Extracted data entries
┌──
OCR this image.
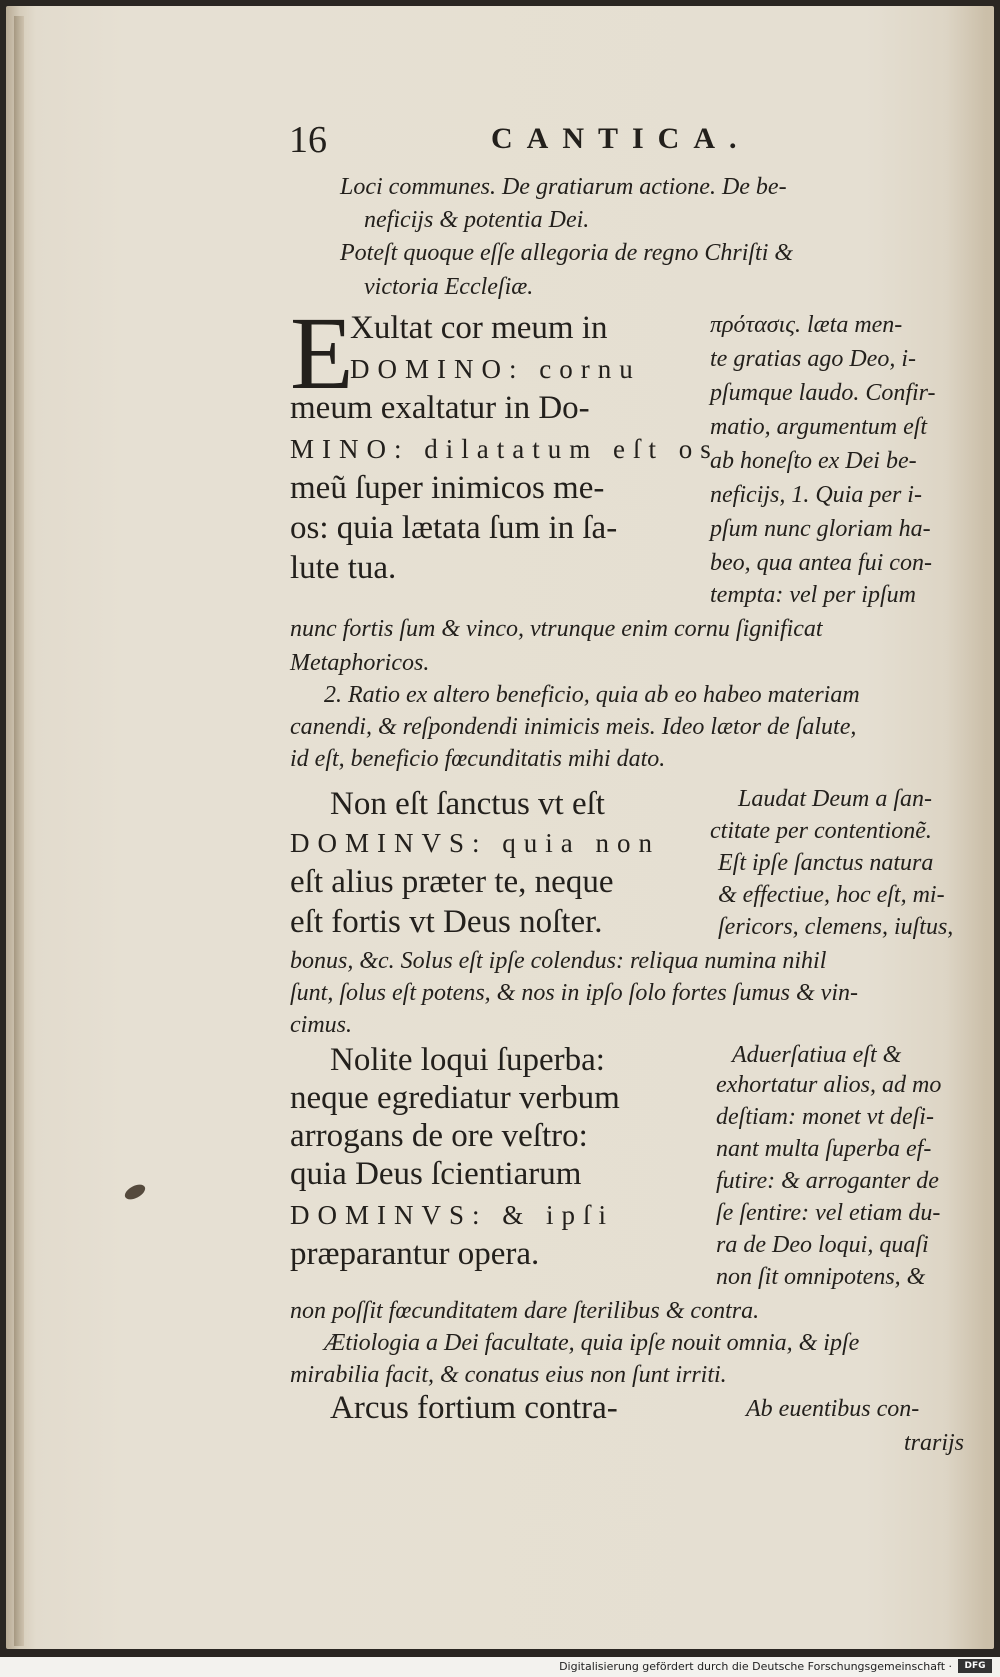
16	CANTICA.
Loci communes. De gratiarum actione. De be-
neficijs & potentia Dei.
Poteſt quoque eſſe allegoria de regno Chriſti &
victoria Eccleſiæ.
E
Xultat cor meum in
DOMINO: cornu
meum exaltatur in Do-
MINO: dilatatum eſt os
meũ ſuper inimicos me-
os: quia lætata ſum in ſa-
lute tua.
πρότασις. læta men-
te gratias ago Deo, i-
pſumque laudo. Confir-
matio, argumentum eſt
ab honeſto ex Dei be-
neficijs, 1. Quia per i-
pſum nunc gloriam ha-
beo, qua antea fui con-
tempta: vel per ipſum
nunc fortis ſum & vinco, vtrunque enim cornu ſignificat
Metaphoricos.
2. Ratio ex altero beneficio, quia ab eo habeo materiam
canendi, & reſpondendi inimicis meis. Ideo lætor de ſalute,
id eſt, beneficio fœcunditatis mihi dato.
Non eſt ſanctus vt eſt
DOMINVS: quia non
eſt alius præter te, neque
eſt fortis vt Deus noſter.
Laudat Deum a ſan-
ctitate per contentionẽ.
Eſt ipſe ſanctus natura
& effectiue, hoc eſt, mi-
ſericors, clemens, iuſtus,
bonus, &c. Solus eſt ipſe colendus: reliqua numina nihil
ſunt, ſolus eſt potens, & nos in ipſo ſolo fortes ſumus & vin-
cimus.
Nolite loqui ſuperba:
neque egrediatur verbum
arrogans de ore veſtro:
quia Deus ſcientiarum
DOMINVS: & ipſi
præparantur opera.
Aduerſatiua eſt &
exhortatur alios, ad mo
deſtiam: monet vt deſi-
nant multa ſuperba ef-
futire: & arroganter de
ſe ſentire: vel etiam du-
ra de Deo loqui, quaſi
non ſit omnipotens, &
non poſſit fœcunditatem dare ſterilibus & contra.
Ætiologia a Dei facultate, quia ipſe nouit omnia, & ipſe
mirabilia facit, & conatus eius non ſunt irriti.
Arcus fortium contra-	Ab euentibus con-
trarijs
Digitalisierung gefördert durch die Deutsche Forschungsgemeinschaft ·	DFG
└──
* _TASK STATEMENT_
Copy the material above in full and exactly, skipping pictures.

* _COMPLETE ANSWER_
OCR this image.
16	CANTICA.
Loci communes. De gratiarum actione. De be-
neficijs & potentia Dei.
Poteſt quoque eſſe allegoria de regno Chriſti &
victoria Eccleſiæ.
E
Xultat cor meum in
DOMINO: cornu
meum exaltatur in Do-
MINO: dilatatum eſt os
meũ ſuper inimicos me-
os: quia lætata ſum in ſa-
lute tua.
πρότασις. læta men-
te gratias ago Deo, i-
pſumque laudo. Confir-
matio, argumentum eſt
ab honeſto ex Dei be-
neficijs, 1. Quia per i-
pſum nunc gloriam ha-
beo, qua antea fui con-
tempta: vel per ipſum
nunc fortis ſum & vinco, vtrunque enim cornu ſignificat
Metaphoricos.
2. Ratio ex altero beneficio, quia ab eo habeo materiam
canendi, & reſpondendi inimicis meis. Ideo lætor de ſalute,
id eſt, beneficio fœcunditatis mihi dato.
Non eſt ſanctus vt eſt
DOMINVS: quia non
eſt alius præter te, neque
eſt fortis vt Deus noſter.
Laudat Deum a ſan-
ctitate per contentionẽ.
Eſt ipſe ſanctus natura
& effectiue, hoc eſt, mi-
ſericors, clemens, iuſtus,
bonus, &c. Solus eſt ipſe colendus: reliqua numina nihil
ſunt, ſolus eſt potens, & nos in ipſo ſolo fortes ſumus & vin-
cimus.
Nolite loqui ſuperba:
neque egrediatur verbum
arrogans de ore veſtro:
quia Deus ſcientiarum
DOMINVS: & ipſi
præparantur opera.
Aduerſatiua eſt &
exhortatur alios, ad mo
deſtiam: monet vt deſi-
nant multa ſuperba ef-
futire: & arroganter de
ſe ſentire: vel etiam du-
ra de Deo loqui, quaſi
non ſit omnipotens, &
non poſſit fœcunditatem dare ſterilibus & contra.
Ætiologia a Dei facultate, quia ipſe nouit omnia, & ipſe
mirabilia facit, & conatus eius non ſunt irriti.
Arcus fortium contra-	Ab euentibus con-
trarijs
Digitalisierung gefördert durch die Deutsche Forschungsgemeinschaft ·	DFG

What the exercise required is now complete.